_Extracted text:_
══════════════════════════════

Momento

Introducing valkey-lab: Stop Guessing When Your Cache Hits Its Limit

Khawaja Shams — Tue, 26 May 2026 20:14:51 GMT

Pop quiz: how many requests per second can your cache take before it stops meeting your latency SLO?

Chances are good you don’t know the answer, and that’s not a knock on you. It’s a genuinely hard number to come by. The standard tool for this is valkey-benchmark, and it’s great at exactly one thing: you point it at a server, you hammer it with some commands at full speed, and it prints a throughput number at the end. That number tells you the box is alive and roughly how fast it goes flat out.

From a production standpoint, that’s not as useful as it sounds.

How does the p999 hold up under an 80:20 read/write mix when half the requests land on hot keys? What does the tail look like at the rate you actually plan to run? How much headroom do you have before the SLO breaks? Was that latency spike at 10:32 a fluke or the ceiling? A single summary number printed after a sixty-second run can’t answer any of those, because it threw away the useful bits on the way to computing the average.

valkey-lab was built to answer these questions.

It’s a high-performance Valkey and Redis benchmark that uses io_uring for kernel-bypassed I/O, per-connection pipelining, and multi-threaded workers. The defaults are deliberately familiar. Run it without any arguments:

📄

valkey-lab

and you get a sixty-second run against localhost:6379 with an 80:20 GET/SET ratio and a million keys. Same shape as the tool you already know, same short flags (-h, -p, -c, -P, -r). The interesting part starts once you begin asking harder questions.

══════════════════════════════

_Data supplied:_

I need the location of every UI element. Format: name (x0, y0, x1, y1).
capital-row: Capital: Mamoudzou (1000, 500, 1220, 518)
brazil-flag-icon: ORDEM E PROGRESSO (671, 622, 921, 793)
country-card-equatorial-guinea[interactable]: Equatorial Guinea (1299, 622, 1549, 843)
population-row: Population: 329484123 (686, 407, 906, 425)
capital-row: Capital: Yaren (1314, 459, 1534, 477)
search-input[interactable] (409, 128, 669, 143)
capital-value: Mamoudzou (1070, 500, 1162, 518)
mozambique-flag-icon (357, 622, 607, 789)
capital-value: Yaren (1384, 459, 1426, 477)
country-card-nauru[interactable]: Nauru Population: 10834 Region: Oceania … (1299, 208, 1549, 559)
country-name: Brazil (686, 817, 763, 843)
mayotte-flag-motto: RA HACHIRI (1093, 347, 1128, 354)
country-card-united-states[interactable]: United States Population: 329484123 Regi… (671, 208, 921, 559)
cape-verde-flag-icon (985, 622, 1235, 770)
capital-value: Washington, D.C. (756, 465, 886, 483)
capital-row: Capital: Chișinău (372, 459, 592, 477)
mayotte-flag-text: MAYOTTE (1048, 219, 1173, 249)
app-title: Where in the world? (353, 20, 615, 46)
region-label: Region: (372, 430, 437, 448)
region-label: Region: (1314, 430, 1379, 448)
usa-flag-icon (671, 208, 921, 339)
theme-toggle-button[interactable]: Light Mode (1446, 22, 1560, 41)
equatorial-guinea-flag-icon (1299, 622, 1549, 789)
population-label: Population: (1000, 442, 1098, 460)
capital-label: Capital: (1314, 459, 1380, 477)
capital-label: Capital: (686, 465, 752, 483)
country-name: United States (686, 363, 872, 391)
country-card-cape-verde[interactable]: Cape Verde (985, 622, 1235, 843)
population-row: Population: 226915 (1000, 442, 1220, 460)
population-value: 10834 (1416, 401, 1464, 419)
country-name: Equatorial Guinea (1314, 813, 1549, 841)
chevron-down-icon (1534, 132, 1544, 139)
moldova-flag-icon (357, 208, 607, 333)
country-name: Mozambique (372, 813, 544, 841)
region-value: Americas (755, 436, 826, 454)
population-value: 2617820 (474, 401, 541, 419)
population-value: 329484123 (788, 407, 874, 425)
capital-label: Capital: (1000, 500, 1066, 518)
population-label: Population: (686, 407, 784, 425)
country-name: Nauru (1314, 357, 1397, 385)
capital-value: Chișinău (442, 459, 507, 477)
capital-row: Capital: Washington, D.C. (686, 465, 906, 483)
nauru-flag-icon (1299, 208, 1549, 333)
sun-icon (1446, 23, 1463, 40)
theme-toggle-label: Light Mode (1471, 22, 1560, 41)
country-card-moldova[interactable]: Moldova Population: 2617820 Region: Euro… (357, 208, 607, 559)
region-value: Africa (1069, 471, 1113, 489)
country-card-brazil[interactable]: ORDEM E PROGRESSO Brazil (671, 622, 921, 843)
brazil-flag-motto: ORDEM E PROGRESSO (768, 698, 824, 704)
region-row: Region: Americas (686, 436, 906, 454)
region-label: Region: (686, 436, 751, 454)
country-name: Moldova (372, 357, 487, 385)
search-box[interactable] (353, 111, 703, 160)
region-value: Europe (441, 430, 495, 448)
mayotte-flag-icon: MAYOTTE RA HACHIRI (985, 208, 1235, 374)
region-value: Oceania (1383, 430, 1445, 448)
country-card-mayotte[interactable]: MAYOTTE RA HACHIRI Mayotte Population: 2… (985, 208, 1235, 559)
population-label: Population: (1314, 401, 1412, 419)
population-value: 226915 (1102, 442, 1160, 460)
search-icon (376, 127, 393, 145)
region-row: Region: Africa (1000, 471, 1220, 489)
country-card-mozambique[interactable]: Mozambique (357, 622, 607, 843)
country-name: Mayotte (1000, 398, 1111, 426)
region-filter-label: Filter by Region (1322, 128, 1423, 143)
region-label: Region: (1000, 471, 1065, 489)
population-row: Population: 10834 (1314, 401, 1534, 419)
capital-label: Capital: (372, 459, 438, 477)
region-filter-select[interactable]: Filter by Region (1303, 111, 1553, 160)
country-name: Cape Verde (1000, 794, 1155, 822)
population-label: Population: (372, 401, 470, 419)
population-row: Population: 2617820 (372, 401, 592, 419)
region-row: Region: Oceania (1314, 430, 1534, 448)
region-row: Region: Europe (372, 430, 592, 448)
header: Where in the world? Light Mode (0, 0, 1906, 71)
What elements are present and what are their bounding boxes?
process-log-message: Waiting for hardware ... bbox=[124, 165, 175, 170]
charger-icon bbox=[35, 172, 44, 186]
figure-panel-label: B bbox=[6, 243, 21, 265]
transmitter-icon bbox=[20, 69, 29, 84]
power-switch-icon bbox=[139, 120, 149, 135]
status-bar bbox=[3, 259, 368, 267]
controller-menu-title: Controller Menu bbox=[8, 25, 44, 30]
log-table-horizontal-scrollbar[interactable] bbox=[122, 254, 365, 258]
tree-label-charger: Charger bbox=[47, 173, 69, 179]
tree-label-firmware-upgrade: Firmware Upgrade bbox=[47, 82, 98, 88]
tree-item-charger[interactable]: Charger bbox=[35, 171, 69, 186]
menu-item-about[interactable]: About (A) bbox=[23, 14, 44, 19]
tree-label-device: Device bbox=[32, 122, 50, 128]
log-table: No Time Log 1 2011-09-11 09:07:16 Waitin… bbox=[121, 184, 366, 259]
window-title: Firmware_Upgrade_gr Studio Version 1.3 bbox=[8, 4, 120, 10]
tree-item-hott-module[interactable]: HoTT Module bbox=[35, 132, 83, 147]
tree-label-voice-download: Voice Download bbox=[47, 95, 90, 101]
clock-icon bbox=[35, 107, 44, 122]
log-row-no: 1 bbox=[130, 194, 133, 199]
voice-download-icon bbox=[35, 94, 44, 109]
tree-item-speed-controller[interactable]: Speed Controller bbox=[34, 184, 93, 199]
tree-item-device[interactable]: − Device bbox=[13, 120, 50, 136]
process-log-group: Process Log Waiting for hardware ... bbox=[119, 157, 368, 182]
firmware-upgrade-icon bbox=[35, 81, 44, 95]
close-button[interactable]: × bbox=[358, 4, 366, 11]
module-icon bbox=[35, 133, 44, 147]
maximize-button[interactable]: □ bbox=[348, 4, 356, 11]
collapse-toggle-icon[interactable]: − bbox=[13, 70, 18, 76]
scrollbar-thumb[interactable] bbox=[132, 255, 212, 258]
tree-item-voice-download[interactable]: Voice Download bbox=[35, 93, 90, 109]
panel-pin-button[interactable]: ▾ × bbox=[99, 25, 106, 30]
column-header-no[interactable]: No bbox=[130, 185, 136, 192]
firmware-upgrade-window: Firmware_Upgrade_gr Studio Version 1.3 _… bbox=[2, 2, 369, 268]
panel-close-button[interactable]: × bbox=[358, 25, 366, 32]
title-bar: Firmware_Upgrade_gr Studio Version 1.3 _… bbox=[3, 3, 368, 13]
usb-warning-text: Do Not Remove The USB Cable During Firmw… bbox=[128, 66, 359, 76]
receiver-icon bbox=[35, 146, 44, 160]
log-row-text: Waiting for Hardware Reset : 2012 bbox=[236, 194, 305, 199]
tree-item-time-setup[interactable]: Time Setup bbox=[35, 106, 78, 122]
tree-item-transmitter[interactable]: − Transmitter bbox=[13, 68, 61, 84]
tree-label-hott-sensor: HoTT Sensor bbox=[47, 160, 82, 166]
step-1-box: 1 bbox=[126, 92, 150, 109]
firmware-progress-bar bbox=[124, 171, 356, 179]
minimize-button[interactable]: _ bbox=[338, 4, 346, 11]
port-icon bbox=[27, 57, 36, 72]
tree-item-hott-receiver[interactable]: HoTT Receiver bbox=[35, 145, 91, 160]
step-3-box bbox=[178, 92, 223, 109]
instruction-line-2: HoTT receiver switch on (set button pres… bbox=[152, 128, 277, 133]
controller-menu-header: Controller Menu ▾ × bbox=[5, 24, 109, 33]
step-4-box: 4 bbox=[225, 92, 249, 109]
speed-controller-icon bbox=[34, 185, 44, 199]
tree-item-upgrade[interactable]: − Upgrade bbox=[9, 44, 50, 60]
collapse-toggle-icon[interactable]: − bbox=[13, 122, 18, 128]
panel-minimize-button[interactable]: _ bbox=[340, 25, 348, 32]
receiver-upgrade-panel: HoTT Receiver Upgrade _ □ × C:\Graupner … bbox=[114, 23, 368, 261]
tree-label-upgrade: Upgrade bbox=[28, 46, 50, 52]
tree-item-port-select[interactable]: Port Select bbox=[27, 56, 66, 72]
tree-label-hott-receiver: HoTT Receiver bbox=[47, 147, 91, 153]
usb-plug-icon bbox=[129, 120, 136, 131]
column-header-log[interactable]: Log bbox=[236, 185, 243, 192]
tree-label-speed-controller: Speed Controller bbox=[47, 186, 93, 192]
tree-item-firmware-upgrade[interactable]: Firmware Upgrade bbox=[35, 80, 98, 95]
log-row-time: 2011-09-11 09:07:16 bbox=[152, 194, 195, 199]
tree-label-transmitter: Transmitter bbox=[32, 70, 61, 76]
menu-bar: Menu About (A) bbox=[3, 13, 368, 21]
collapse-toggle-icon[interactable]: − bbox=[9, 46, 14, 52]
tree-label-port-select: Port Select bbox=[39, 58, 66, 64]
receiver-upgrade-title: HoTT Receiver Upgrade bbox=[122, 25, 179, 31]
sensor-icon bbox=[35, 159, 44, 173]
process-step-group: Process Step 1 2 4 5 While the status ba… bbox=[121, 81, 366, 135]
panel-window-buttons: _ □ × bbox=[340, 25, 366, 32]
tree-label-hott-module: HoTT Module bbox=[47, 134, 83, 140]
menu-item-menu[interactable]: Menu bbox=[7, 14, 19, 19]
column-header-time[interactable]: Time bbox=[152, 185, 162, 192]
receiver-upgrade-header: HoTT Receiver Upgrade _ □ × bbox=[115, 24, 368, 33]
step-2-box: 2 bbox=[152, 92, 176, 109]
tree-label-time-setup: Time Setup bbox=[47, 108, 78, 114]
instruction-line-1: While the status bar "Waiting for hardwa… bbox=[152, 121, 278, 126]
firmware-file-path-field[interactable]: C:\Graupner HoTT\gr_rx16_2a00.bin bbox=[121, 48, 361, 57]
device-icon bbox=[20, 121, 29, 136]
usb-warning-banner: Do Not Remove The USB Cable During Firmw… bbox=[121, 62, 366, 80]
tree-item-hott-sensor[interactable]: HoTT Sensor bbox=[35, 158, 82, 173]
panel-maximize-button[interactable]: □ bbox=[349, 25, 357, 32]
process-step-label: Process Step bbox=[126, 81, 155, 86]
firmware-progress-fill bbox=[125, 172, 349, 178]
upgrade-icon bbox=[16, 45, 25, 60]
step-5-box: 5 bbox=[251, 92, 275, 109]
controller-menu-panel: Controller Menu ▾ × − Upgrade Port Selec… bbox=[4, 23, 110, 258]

══════════════════════════════

_Exercise set:_
• 1. Which short command-line flags does the valkey-lab announcement say it shares with the familiar tool?
• 2. Condense the paragraph beginning "Chances are good you don’t know the answer" from the valkey-lab announcement into a short bulleted list that keeps its main facts.

_Problem solutions:_
• 1. -h, -p, -c, -P, -r

• 2.
- Most people don't know this number, and that's understandable because it is hard to obtain.
- The standard tool for measuring it is valkey-benchmark.
- valkey-benchmark sends commands to a server at full speed and then prints a single throughput number.
- That number only shows that the server is working and roughly how fast it runs at full speed.